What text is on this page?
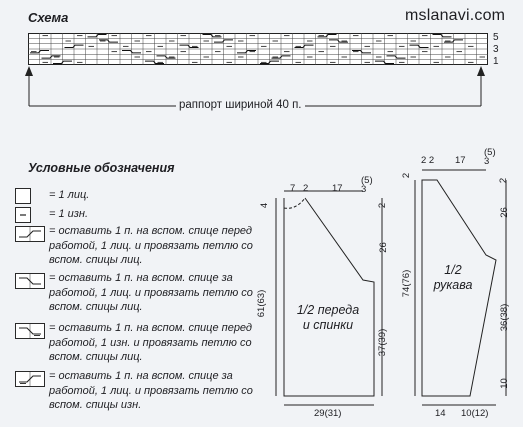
Схема	mslanavi.com
5
3
1
раппорт шириной 40 п.
Условные обозначения
= 1 лиц.
= 1 изн.
= оставить 1 п. на вспом. спице перед работой, 1 лиц. и провязать петлю со вспом. спицы лиц.
= оставить 1 п. на вспом. спице за работой, 1 лиц. и провязать петлю со вспом. спицы лиц.
= оставить 1 п. на вспом. спице перед работой, 1 изн. и провязать петлю со вспом. спицы лиц.
= оставить 1 п. на вспом. спице за работой, 1 лиц. и провязать петлю со вспом. спицы изн.
7 2 17
(5)
3
4
61(63)
2
26
37(39)
29(31)
1/2 переда
и спинки
2 2 17
(5)
3
2
74(76)
2
26
36(38)
10
14 10(12)
1/2
рукава
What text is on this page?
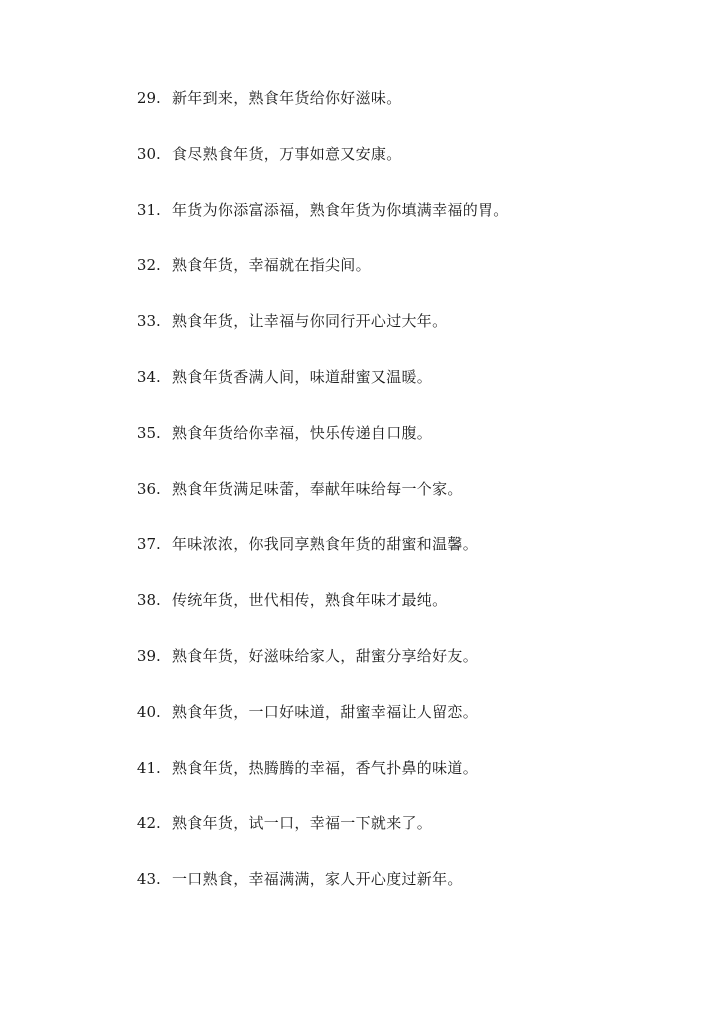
29 . 新年到来，熟食年货给你好滋味。
30 . 食尽熟食年货，万事如意又安康。
31 . 年货为你添富添福，熟食年货为你填满幸福的胃。
32 . 熟食年货，幸福就在指尖间。
33 . 熟食年货，让幸福与你同行开心过大年。
34 . 熟食年货香满人间，味道甜蜜又温暖。
35 . 熟食年货给你幸福，快乐传递自口腹。
36 . 熟食年货满足味蕾，奉献年味给每一个家。
37 . 年味浓浓，你我同享熟食年货的甜蜜和温馨。
38 . 传统年货，世代相传，熟食年味才最纯。
39 . 熟食年货，好滋味给家人，甜蜜分享给好友。
40 . 熟食年货，一口好味道，甜蜜幸福让人留恋。
41 . 熟食年货，热腾腾的幸福，香气扑鼻的味道。
42 . 熟食年货，试一口，幸福一下就来了。
43 . 一口熟食，幸福满满，家人开心度过新年。
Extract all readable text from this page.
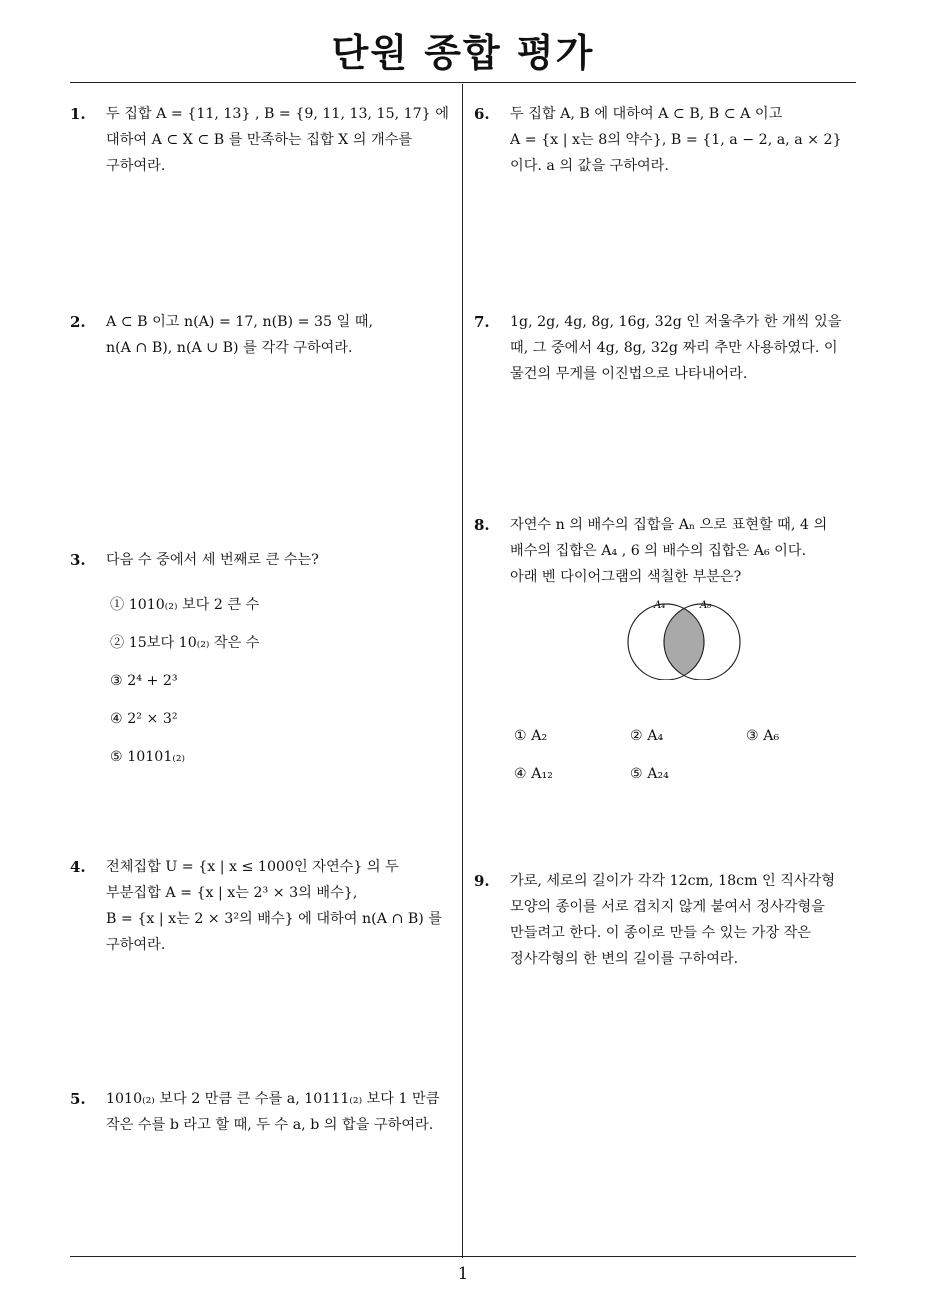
단원 종합 평가
1. 두 집합 A = {11, 13} , B = {9, 11, 13, 15, 17} 에

대하여 A ⊂ X ⊂ B 를 만족하는 집합 X 의 개수를

구하여라.

2. A ⊂ B 이고 n(A) = 17, n(B) = 35 일 때,

n(A ∩ B), n(A ∪ B) 를 각각 구하여라.

3. 다음 수 중에서 세 번째로 큰 수는?

① 1010₍₂₎ 보다 2 큰 수
② 15보다 10₍₂₎ 작은 수
③ 2⁴ + 2³
④ 2² × 3²
⑤ 10101₍₂₎
4. 전체집합 U = {x | x ≤ 1000인 자연수} 의 두

부분집합 A = {x | x는 2³ × 3의 배수},

B = {x | x는 2 × 3²의 배수} 에 대하여 n(A ∩ B) 를

구하여라.

5. 1010₍₂₎ 보다 2 만큼 큰 수를 a, 10111₍₂₎ 보다 1 만큼

작은 수를 b 라고 할 때, 두 수 a, b 의 합을 구하여라.

6. 두 집합 A, B 에 대하여 A ⊂ B, B ⊂ A 이고

A = {x | x는 8의 약수}, B = {1, a − 2, a, a × 2}

이다. a 의 값을 구하여라.

7. 1g, 2g, 4g, 8g, 16g, 32g 인 저울추가 한 개씩 있을

때, 그 중에서 4g, 8g, 32g 짜리 추만 사용하였다. 이

물건의 무게를 이진법으로 나타내어라.

8. 자연수 n 의 배수의 집합을 Aₙ 으로 표현할 때, 4 의

배수의 집합은 A₄ , 6 의 배수의 집합은 A₆ 이다.

아래 벤 다이어그램의 색칠한 부분은?

A₄	A₆
① A₂	② A₄	③ A₆
④ A₁₂	⑤ A₂₄
9. 가로, 세로의 길이가 각각 12cm, 18cm 인 직사각형

모양의 종이를 서로 겹치지 않게 붙여서 정사각형을

만들려고 한다. 이 종이로 만들 수 있는 가장 작은

정사각형의 한 변의 길이를 구하여라.

1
********************
_Objective_
Reproduce every entry exactly, but omit each picture.

_Correct response_
What text is on this page?
Схема	mslanavi.com
5
3
1
раппорт шириной 40 п.
Условные обозначения
= 1 лиц.
= 1 изн.
= оставить 1 п. на вспом. спице перед работой, 1 лиц. и провязать петлю со вспом. спицы лиц.
= оставить 1 п. на вспом. спице за работой, 1 лиц. и провязать петлю со вспом. спицы лиц.
= оставить 1 п. на вспом. спице перед работой, 1 изн. и провязать петлю со вспом. спицы лиц.
= оставить 1 п. на вспом. спице за работой, 1 лиц. и провязать петлю со вспом. спицы изн.
7 2 17
(5)
3
4
61(63)
2
26
37(39)
29(31)
1/2 переда
и спинки
2 2 17
(5)
3
2
74(76)
2
26
36(38)
10
14 10(12)
1/2
рукава
What text is on this page?
29 . 新年到来，熟食年货给你好滋味。
30 . 食尽熟食年货，万事如意又安康。
31 . 年货为你添富添福，熟食年货为你填满幸福的胃。
32 . 熟食年货，幸福就在指尖间。
33 . 熟食年货，让幸福与你同行开心过大年。
34 . 熟食年货香满人间，味道甜蜜又温暖。
35 . 熟食年货给你幸福，快乐传递自口腹。
36 . 熟食年货满足味蕾，奉献年味给每一个家。
37 . 年味浓浓，你我同享熟食年货的甜蜜和温馨。
38 . 传统年货，世代相传，熟食年味才最纯。
39 . 熟食年货，好滋味给家人，甜蜜分享给好友。
40 . 熟食年货，一口好味道，甜蜜幸福让人留恋。
41 . 熟食年货，热腾腾的幸福，香气扑鼻的味道。
42 . 熟食年货，试一口，幸福一下就来了。
43 . 一口熟食，幸福满满，家人开心度过新年。
Extract all readable text from this page.
단원 종합 평가
1. 두 집합 A = {11, 13} , B = {9, 11, 13, 15, 17} 에

대하여 A ⊂ X ⊂ B 를 만족하는 집합 X 의 개수를

구하여라.

2. A ⊂ B 이고 n(A) = 17, n(B) = 35 일 때,

n(A ∩ B), n(A ∪ B) 를 각각 구하여라.

3. 다음 수 중에서 세 번째로 큰 수는?

① 1010₍₂₎ 보다 2 큰 수
② 15보다 10₍₂₎ 작은 수
③ 2⁴ + 2³
④ 2² × 3²
⑤ 10101₍₂₎
4. 전체집합 U = {x | x ≤ 1000인 자연수} 의 두

부분집합 A = {x | x는 2³ × 3의 배수},

B = {x | x는 2 × 3²의 배수} 에 대하여 n(A ∩ B) 를

구하여라.

5. 1010₍₂₎ 보다 2 만큼 큰 수를 a, 10111₍₂₎ 보다 1 만큼

작은 수를 b 라고 할 때, 두 수 a, b 의 합을 구하여라.

6. 두 집합 A, B 에 대하여 A ⊂ B, B ⊂ A 이고

A = {x | x는 8의 약수}, B = {1, a − 2, a, a × 2}

이다. a 의 값을 구하여라.

7. 1g, 2g, 4g, 8g, 16g, 32g 인 저울추가 한 개씩 있을

때, 그 중에서 4g, 8g, 32g 짜리 추만 사용하였다. 이

물건의 무게를 이진법으로 나타내어라.

8. 자연수 n 의 배수의 집합을 Aₙ 으로 표현할 때, 4 의

배수의 집합은 A₄ , 6 의 배수의 집합은 A₆ 이다.

아래 벤 다이어그램의 색칠한 부분은?

A₄	A₆
① A₂	② A₄	③ A₆
④ A₁₂	⑤ A₂₄
9. 가로, 세로의 길이가 각각 12cm, 18cm 인 직사각형

모양의 종이를 서로 겹치지 않게 붙여서 정사각형을

만들려고 한다. 이 종이로 만들 수 있는 가장 작은

정사각형의 한 변의 길이를 구하여라.

1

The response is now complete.